• Given data:
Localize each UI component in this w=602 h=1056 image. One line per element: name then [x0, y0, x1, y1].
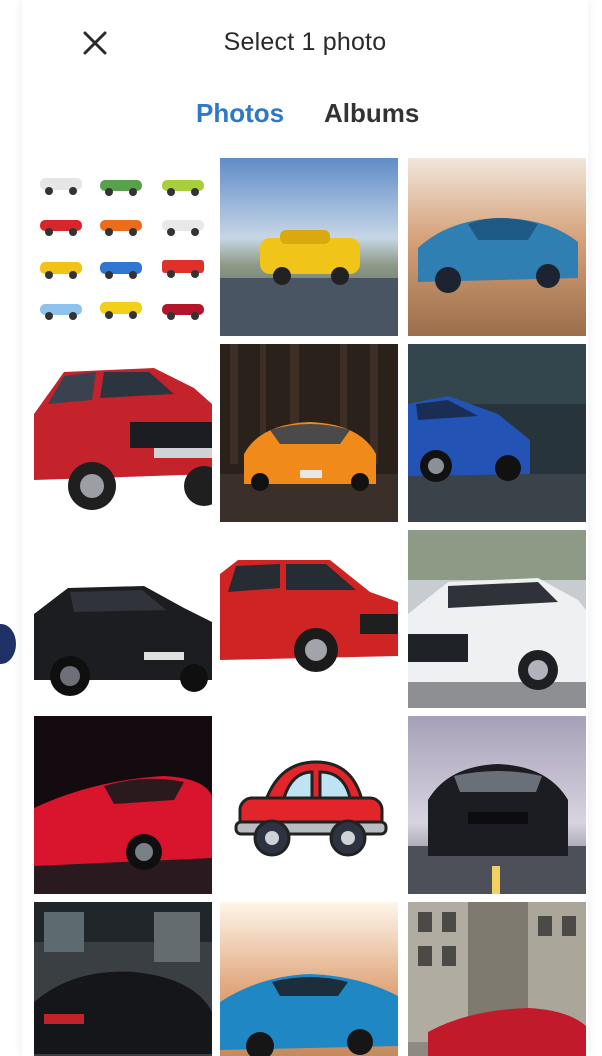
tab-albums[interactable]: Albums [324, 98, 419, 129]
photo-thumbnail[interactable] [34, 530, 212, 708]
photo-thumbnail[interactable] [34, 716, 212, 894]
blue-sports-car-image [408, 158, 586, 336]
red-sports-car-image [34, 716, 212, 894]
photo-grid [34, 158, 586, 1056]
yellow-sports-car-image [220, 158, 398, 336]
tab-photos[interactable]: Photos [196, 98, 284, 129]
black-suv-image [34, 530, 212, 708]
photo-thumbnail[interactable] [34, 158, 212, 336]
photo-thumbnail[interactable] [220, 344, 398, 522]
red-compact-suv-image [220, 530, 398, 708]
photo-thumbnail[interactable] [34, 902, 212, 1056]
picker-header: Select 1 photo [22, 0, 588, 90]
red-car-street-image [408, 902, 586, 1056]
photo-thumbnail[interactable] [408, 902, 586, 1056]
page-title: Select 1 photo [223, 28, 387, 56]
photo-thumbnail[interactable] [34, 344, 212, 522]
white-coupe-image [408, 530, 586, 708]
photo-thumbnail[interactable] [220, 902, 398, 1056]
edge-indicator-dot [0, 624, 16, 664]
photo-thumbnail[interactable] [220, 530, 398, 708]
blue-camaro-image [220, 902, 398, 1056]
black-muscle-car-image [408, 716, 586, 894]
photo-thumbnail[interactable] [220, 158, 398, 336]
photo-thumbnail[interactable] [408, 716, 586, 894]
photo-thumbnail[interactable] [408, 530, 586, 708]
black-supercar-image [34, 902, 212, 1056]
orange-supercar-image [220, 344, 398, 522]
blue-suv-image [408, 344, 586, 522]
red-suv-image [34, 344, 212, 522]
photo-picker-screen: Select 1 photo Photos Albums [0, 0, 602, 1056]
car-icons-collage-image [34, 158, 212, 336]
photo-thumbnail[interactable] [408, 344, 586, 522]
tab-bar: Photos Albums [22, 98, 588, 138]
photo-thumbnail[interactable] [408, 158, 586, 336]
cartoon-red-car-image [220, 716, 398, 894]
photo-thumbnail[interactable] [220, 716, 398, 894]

• Your task:
Copy the lines of the records from the line containing "tab-albums[interactable]: Albums [324, 98, 419, 129]" through the line containing "red-suv-image [34, 344, 212, 522]", including both of those lines.

• Final result:
tab-albums[interactable]: Albums [324, 98, 419, 129]
photo-thumbnail[interactable] [34, 530, 212, 708]
photo-thumbnail[interactable] [34, 716, 212, 894]
blue-sports-car-image [408, 158, 586, 336]
red-sports-car-image [34, 716, 212, 894]
photo-grid [34, 158, 586, 1056]
yellow-sports-car-image [220, 158, 398, 336]
tab-photos[interactable]: Photos [196, 98, 284, 129]
black-suv-image [34, 530, 212, 708]
photo-thumbnail[interactable] [34, 158, 212, 336]
photo-thumbnail[interactable] [220, 344, 398, 522]
red-compact-suv-image [220, 530, 398, 708]
photo-thumbnail[interactable] [34, 902, 212, 1056]
picker-header: Select 1 photo [22, 0, 588, 90]
red-car-street-image [408, 902, 586, 1056]
photo-thumbnail[interactable] [408, 902, 586, 1056]
page-title: Select 1 photo [223, 28, 387, 56]
photo-thumbnail[interactable] [34, 344, 212, 522]
white-coupe-image [408, 530, 586, 708]
photo-thumbnail[interactable] [220, 902, 398, 1056]
edge-indicator-dot [0, 624, 16, 664]
photo-thumbnail[interactable] [220, 530, 398, 708]
blue-camaro-image [220, 902, 398, 1056]
black-muscle-car-image [408, 716, 586, 894]
photo-thumbnail[interactable] [220, 158, 398, 336]
photo-thumbnail[interactable] [408, 716, 586, 894]
photo-thumbnail[interactable] [408, 530, 586, 708]
black-supercar-image [34, 902, 212, 1056]
orange-supercar-image [220, 344, 398, 522]
blue-suv-image [408, 344, 586, 522]
red-suv-image [34, 344, 212, 522]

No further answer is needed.